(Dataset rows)
= = = = =

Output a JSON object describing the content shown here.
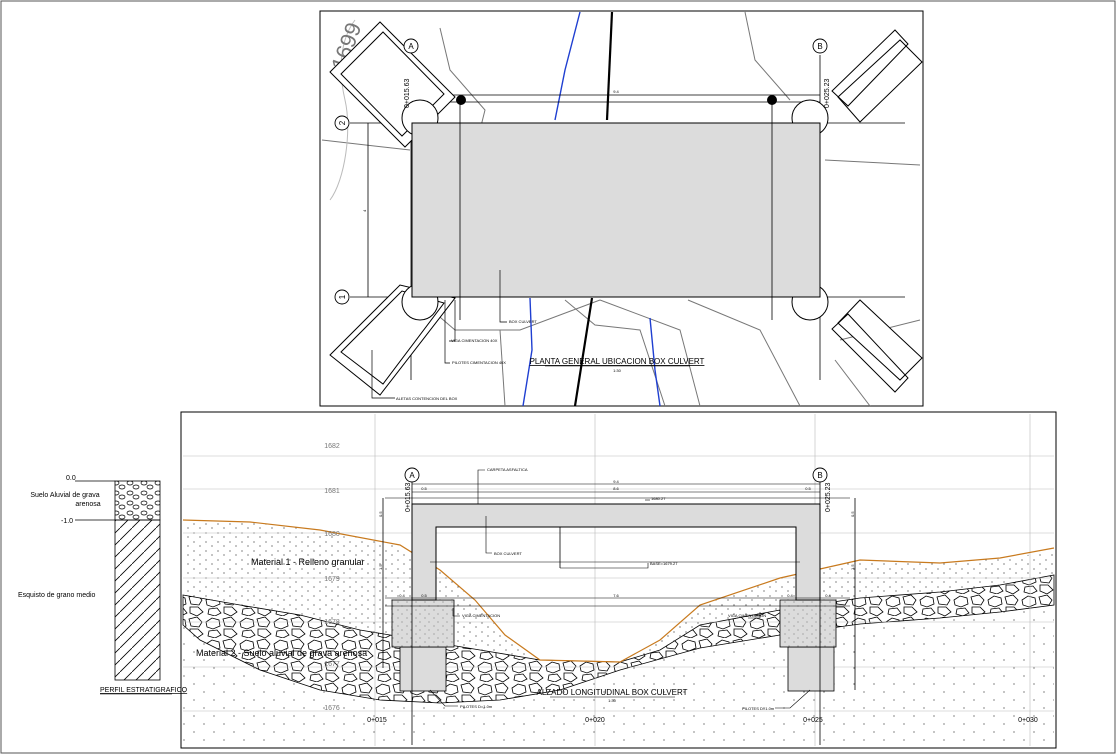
{
  "plan": {
    "title": "PLANTA GENERAL UBICACION BOX CULVERT",
    "scale": "1:30",
    "axis_a": "A",
    "axis_b": "B",
    "axis_1": "1",
    "axis_2": "2",
    "station_a": "0+015.63",
    "station_b": "0+025.23",
    "dim_top_1": "9.4",
    "dim_left": "4",
    "contour_label": "1699",
    "callouts": {
      "box": "BOX CULVERT",
      "viga": "VIGA CIMENTACION 40X",
      "pilotes": "PILOTES CIMENTACION 40X",
      "aletas": "ALETAS CONTENCION DEL BOX"
    }
  },
  "profile": {
    "title": "ALZADO LONGITUDINAL BOX CULVERT",
    "scale": "1:30",
    "axis_a": "A",
    "axis_b": "B",
    "station_a": "0+015.63",
    "station_b": "0+025.23",
    "elevations": [
      "1682",
      "1681",
      "1680",
      "1679",
      "1678",
      "1677",
      "1676"
    ],
    "stations": [
      "0+015",
      "0+020",
      "0+025",
      "0+030"
    ],
    "material_1": "Material 1 - Relleno granular",
    "material_2": "Material 2 - Suelo aluvial de grava arenosa",
    "callouts": {
      "carpeta": "CARPETA ASFALTICA",
      "box": "BOX CULVERT",
      "viga": "VIGA CIMENTACION",
      "pilotes_left": "PILOTES D=1.0m",
      "pilotes_right": "PILOTES D=1.0m",
      "top_level": "1680.27",
      "base_level": "BASE=1679.27"
    },
    "dims": {
      "total_1": "9.4",
      "total_2": "8.6",
      "wall_l": "0.5",
      "wall_r": "0.5",
      "height_l": "0.5",
      "height_r": "0.5",
      "inner_l": "1.5",
      "inner_r": "1.5",
      "clear": "7.6",
      "footing_l1": "0.4",
      "footing_l2": "0.5",
      "footing_r1": "0.4",
      "footing_r2": "0.4"
    }
  },
  "strat": {
    "title": "PERFIL ESTRATIGRAFICO",
    "depth_0": "0.0",
    "depth_1": "-1.0",
    "layer_1": [
      "Suelo Aluvial de grava",
      "arenosa"
    ],
    "layer_2": "Esquisto de grano medio"
  },
  "colors": {
    "terrain": "#c87a1e",
    "stream": "#1f3fd1",
    "concrete": "#dcdcdc"
  }
}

= = = = =

= Task goal =
Give the data again exactly as written, with all pictures left out.

= Solved exercise =
Output a JSON object describing the content shown here.
{
  "plan": {
    "title": "PLANTA GENERAL UBICACION BOX CULVERT",
    "scale": "1:30",
    "axis_a": "A",
    "axis_b": "B",
    "axis_1": "1",
    "axis_2": "2",
    "station_a": "0+015.63",
    "station_b": "0+025.23",
    "dim_top_1": "9.4",
    "dim_left": "4",
    "contour_label": "1699",
    "callouts": {
      "box": "BOX CULVERT",
      "viga": "VIGA CIMENTACION 40X",
      "pilotes": "PILOTES CIMENTACION 40X",
      "aletas": "ALETAS CONTENCION DEL BOX"
    }
  },
  "profile": {
    "title": "ALZADO LONGITUDINAL BOX CULVERT",
    "scale": "1:30",
    "axis_a": "A",
    "axis_b": "B",
    "station_a": "0+015.63",
    "station_b": "0+025.23",
    "elevations": [
      "1682",
      "1681",
      "1680",
      "1679",
      "1678",
      "1677",
      "1676"
    ],
    "stations": [
      "0+015",
      "0+020",
      "0+025",
      "0+030"
    ],
    "material_1": "Material 1 - Relleno granular",
    "material_2": "Material 2 - Suelo aluvial de grava arenosa",
    "callouts": {
      "carpeta": "CARPETA ASFALTICA",
      "box": "BOX CULVERT",
      "viga": "VIGA CIMENTACION",
      "pilotes_left": "PILOTES D=1.0m",
      "pilotes_right": "PILOTES D=1.0m",
      "top_level": "1680.27",
      "base_level": "BASE=1679.27"
    },
    "dims": {
      "total_1": "9.4",
      "total_2": "8.6",
      "wall_l": "0.5",
      "wall_r": "0.5",
      "height_l": "0.5",
      "height_r": "0.5",
      "inner_l": "1.5",
      "inner_r": "1.5",
      "clear": "7.6",
      "footing_l1": "0.4",
      "footing_l2": "0.5",
      "footing_r1": "0.4",
      "footing_r2": "0.4"
    }
  },
  "strat": {
    "title": "PERFIL ESTRATIGRAFICO",
    "depth_0": "0.0",
    "depth_1": "-1.0",
    "layer_1": [
      "Suelo Aluvial de grava",
      "arenosa"
    ],
    "layer_2": "Esquisto de grano medio"
  },
  "colors": {
    "terrain": "#c87a1e",
    "stream": "#1f3fd1",
    "concrete": "#dcdcdc"
  }
}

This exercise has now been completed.